Exercise description: Scan the records and identify every line in which the string "solid" occurs, then return those lines.

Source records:

--------

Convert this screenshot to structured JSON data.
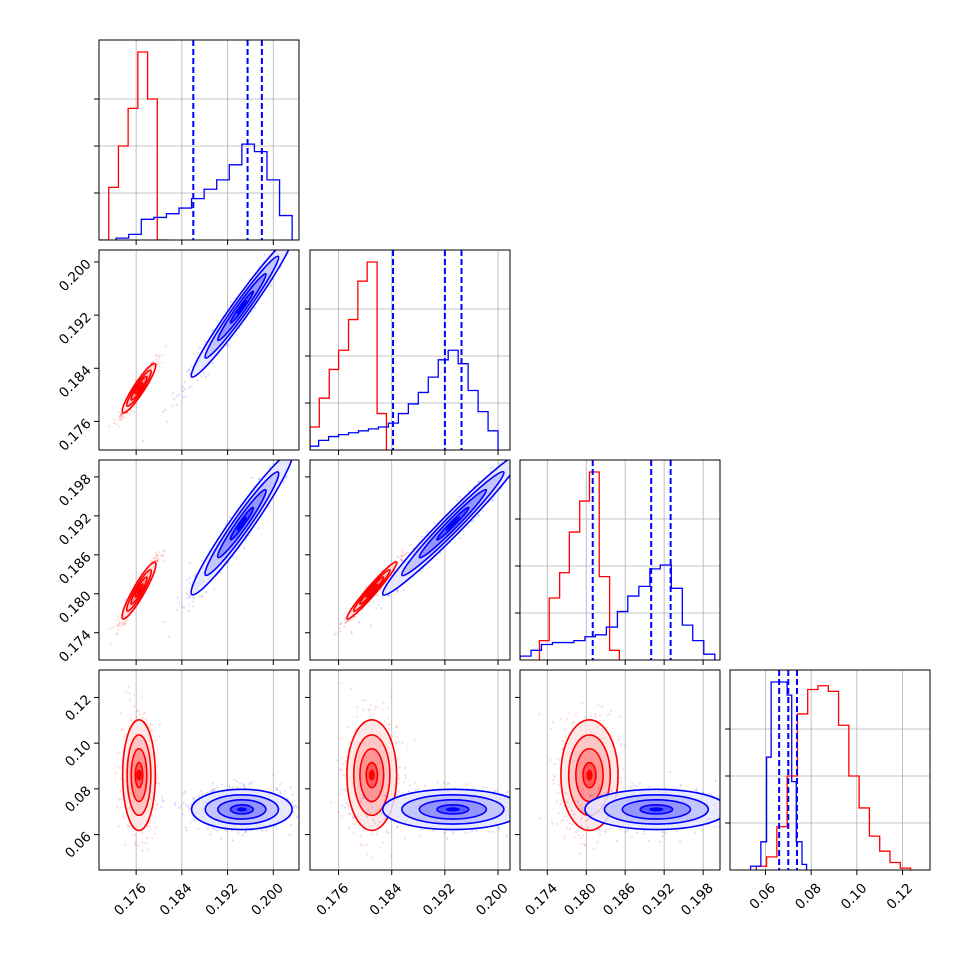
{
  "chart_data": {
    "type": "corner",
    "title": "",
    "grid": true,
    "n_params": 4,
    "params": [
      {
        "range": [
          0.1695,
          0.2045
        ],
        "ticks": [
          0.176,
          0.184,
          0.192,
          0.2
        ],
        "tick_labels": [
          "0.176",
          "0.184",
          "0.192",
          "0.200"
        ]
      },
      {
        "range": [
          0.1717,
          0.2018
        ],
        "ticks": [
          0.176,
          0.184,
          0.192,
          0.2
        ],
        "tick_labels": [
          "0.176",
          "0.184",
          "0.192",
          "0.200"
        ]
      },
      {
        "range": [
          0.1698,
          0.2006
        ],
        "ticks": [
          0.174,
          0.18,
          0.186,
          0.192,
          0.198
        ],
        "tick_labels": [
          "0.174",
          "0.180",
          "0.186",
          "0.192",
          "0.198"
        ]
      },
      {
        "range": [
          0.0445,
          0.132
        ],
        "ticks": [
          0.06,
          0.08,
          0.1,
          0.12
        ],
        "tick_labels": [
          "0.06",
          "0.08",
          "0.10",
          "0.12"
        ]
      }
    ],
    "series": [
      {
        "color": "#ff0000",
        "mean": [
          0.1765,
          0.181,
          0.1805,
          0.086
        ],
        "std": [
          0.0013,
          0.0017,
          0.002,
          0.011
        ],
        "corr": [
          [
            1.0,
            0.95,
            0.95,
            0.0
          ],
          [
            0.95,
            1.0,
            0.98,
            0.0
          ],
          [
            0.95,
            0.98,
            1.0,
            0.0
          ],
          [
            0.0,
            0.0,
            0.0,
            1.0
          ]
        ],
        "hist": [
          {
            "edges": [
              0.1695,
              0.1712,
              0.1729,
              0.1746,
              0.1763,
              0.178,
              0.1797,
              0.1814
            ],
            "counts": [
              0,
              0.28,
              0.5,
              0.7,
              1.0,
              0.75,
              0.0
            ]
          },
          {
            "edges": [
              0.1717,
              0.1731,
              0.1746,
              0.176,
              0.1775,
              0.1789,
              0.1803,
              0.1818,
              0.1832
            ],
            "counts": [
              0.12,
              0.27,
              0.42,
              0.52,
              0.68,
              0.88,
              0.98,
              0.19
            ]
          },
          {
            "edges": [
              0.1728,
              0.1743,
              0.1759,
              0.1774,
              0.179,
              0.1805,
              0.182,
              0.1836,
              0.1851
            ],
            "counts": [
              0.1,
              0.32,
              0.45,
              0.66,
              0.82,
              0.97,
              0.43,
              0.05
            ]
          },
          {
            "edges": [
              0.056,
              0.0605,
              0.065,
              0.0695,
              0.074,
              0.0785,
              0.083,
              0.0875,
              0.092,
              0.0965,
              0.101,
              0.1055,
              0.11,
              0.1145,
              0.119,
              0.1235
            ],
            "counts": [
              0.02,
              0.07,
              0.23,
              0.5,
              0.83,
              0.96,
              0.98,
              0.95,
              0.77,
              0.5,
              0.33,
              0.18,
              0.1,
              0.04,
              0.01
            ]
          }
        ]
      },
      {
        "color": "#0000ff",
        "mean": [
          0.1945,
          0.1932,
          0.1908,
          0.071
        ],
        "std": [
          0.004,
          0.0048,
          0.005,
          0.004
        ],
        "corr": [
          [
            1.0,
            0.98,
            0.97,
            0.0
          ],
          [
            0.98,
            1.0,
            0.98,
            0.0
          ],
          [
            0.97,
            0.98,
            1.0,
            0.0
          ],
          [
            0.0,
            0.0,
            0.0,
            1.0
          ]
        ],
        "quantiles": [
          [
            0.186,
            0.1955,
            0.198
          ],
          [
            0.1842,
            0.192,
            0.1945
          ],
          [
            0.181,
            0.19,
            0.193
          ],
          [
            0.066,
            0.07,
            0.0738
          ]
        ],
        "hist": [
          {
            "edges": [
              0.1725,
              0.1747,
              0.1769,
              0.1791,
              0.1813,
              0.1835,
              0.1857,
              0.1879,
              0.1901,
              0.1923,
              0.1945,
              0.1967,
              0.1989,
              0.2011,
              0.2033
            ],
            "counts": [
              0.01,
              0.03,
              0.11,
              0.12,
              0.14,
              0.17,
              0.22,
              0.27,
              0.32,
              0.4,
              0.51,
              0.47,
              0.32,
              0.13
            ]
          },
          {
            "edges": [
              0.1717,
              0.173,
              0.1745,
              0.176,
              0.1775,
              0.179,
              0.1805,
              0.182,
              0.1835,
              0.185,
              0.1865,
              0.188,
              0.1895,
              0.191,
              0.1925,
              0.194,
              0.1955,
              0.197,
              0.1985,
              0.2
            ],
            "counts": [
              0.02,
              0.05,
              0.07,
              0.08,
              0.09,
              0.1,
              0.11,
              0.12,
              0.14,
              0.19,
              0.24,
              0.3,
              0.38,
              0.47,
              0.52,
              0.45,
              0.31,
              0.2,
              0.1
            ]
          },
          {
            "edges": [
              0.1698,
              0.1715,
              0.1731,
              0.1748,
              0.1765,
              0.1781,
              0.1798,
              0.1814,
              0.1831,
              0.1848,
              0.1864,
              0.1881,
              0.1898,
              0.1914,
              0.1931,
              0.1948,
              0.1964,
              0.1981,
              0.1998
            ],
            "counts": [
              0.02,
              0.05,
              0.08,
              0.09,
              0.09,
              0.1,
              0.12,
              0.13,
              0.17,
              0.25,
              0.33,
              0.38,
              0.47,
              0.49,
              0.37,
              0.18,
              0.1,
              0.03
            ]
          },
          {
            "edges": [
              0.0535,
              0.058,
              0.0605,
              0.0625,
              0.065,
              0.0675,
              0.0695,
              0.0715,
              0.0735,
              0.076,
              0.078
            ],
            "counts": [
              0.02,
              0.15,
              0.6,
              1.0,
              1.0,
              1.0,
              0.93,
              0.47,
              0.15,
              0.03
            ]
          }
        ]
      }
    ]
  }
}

--------

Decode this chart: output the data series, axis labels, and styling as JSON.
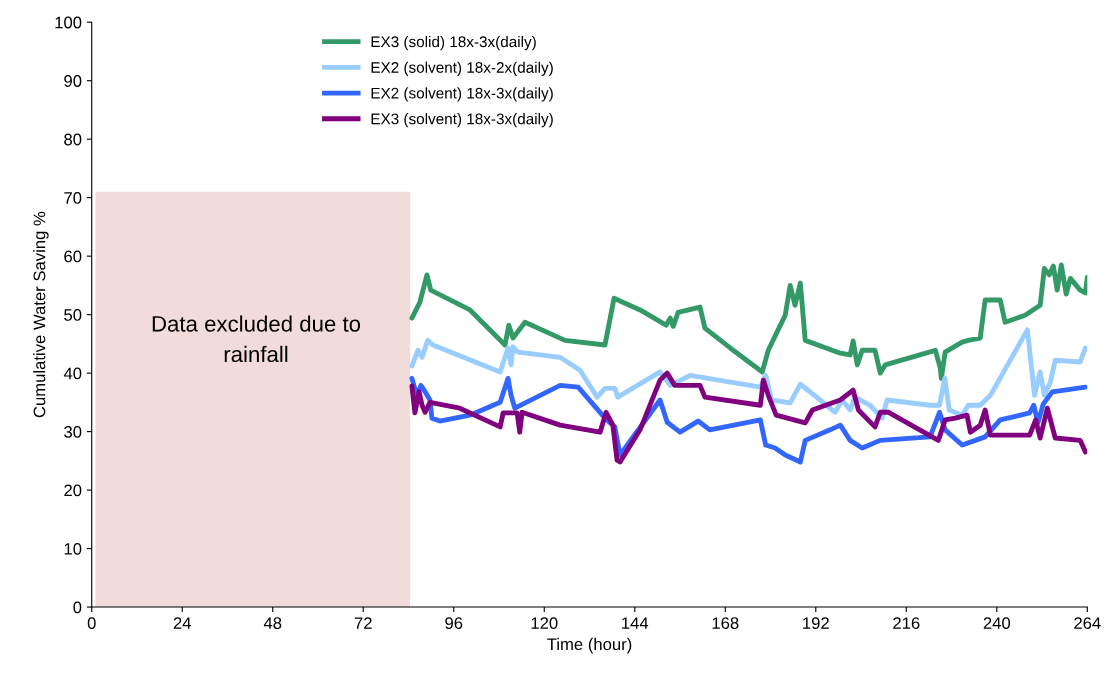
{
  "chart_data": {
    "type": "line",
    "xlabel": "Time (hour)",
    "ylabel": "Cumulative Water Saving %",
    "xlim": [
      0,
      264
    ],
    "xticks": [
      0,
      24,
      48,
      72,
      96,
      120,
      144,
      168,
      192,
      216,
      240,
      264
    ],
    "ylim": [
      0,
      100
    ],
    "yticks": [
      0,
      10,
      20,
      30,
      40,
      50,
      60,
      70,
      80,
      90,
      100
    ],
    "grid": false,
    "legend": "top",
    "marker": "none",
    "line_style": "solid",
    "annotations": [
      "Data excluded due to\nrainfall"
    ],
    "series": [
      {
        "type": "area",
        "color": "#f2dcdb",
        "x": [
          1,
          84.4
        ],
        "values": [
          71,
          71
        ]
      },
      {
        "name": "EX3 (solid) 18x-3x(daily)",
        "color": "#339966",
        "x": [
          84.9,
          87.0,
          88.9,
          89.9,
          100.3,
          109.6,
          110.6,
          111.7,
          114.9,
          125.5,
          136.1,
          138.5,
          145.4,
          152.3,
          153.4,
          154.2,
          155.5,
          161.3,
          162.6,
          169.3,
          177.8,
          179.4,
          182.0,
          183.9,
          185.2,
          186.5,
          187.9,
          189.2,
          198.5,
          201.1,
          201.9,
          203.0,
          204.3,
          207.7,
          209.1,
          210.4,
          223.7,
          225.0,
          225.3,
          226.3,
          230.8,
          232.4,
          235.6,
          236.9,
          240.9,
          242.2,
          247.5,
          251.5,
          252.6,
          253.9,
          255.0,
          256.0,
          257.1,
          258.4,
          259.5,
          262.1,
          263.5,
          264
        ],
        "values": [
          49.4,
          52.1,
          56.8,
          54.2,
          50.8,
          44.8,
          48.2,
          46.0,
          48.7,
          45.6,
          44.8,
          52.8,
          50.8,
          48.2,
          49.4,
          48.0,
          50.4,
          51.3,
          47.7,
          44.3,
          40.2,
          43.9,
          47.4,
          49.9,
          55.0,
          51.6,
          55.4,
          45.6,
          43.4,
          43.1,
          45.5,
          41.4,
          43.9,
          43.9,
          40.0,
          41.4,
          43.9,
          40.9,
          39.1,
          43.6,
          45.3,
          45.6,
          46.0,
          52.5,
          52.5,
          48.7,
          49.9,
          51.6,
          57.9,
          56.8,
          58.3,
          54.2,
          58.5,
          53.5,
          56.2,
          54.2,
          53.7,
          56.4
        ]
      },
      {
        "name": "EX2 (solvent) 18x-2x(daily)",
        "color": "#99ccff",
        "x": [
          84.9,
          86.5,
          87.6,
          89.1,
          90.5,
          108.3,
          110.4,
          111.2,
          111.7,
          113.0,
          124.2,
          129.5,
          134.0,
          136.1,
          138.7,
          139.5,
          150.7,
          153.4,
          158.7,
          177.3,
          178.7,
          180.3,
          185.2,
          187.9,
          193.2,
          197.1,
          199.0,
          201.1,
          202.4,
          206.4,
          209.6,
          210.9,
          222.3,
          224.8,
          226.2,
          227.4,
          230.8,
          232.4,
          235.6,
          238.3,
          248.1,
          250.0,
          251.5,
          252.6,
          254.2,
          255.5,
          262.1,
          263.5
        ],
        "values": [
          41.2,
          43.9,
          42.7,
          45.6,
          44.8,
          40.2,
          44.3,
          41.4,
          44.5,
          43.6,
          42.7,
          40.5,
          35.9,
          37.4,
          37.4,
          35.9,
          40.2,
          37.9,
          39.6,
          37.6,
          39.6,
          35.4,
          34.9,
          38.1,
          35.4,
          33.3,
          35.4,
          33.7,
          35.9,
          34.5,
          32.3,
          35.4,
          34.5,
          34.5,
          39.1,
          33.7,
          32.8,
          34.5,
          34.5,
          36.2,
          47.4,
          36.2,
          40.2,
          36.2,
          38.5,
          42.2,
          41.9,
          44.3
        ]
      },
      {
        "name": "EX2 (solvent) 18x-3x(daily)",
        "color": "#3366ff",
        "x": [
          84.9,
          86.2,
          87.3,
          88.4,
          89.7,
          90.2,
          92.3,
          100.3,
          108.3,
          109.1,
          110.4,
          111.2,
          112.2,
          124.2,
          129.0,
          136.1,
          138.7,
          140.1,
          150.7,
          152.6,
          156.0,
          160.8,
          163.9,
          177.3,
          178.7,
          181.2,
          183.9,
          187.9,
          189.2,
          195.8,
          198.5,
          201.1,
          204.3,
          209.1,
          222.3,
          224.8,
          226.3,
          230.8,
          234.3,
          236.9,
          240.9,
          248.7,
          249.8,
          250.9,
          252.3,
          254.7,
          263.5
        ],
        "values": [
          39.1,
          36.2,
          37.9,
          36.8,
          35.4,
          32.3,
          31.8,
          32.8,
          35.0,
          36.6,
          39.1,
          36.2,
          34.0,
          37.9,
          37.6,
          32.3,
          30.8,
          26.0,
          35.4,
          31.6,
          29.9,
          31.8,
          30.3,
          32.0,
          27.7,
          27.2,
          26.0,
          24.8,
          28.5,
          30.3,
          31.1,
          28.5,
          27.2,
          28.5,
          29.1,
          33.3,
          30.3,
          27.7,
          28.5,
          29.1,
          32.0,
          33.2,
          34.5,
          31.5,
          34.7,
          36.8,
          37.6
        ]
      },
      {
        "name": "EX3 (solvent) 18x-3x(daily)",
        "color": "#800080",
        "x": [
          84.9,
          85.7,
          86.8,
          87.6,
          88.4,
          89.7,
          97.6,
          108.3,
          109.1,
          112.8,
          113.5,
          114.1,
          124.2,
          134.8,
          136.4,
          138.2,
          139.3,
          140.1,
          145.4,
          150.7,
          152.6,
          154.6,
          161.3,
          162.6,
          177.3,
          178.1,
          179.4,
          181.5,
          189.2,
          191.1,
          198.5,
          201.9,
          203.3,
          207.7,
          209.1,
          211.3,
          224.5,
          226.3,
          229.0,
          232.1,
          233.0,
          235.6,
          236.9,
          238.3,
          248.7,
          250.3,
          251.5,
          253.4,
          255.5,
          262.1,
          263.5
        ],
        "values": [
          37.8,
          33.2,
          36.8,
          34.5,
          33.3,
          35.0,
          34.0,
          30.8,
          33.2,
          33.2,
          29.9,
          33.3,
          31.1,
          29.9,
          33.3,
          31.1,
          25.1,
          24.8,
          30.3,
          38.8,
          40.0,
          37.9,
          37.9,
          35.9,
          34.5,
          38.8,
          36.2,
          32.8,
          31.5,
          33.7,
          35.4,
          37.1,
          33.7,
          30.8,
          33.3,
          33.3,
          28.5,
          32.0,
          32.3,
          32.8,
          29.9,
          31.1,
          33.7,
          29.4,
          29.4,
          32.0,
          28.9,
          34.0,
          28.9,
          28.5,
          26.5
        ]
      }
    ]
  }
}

--------

Result:
    "line_style": "solid",
        "name": "EX3 (solid) 18x-3x(daily)",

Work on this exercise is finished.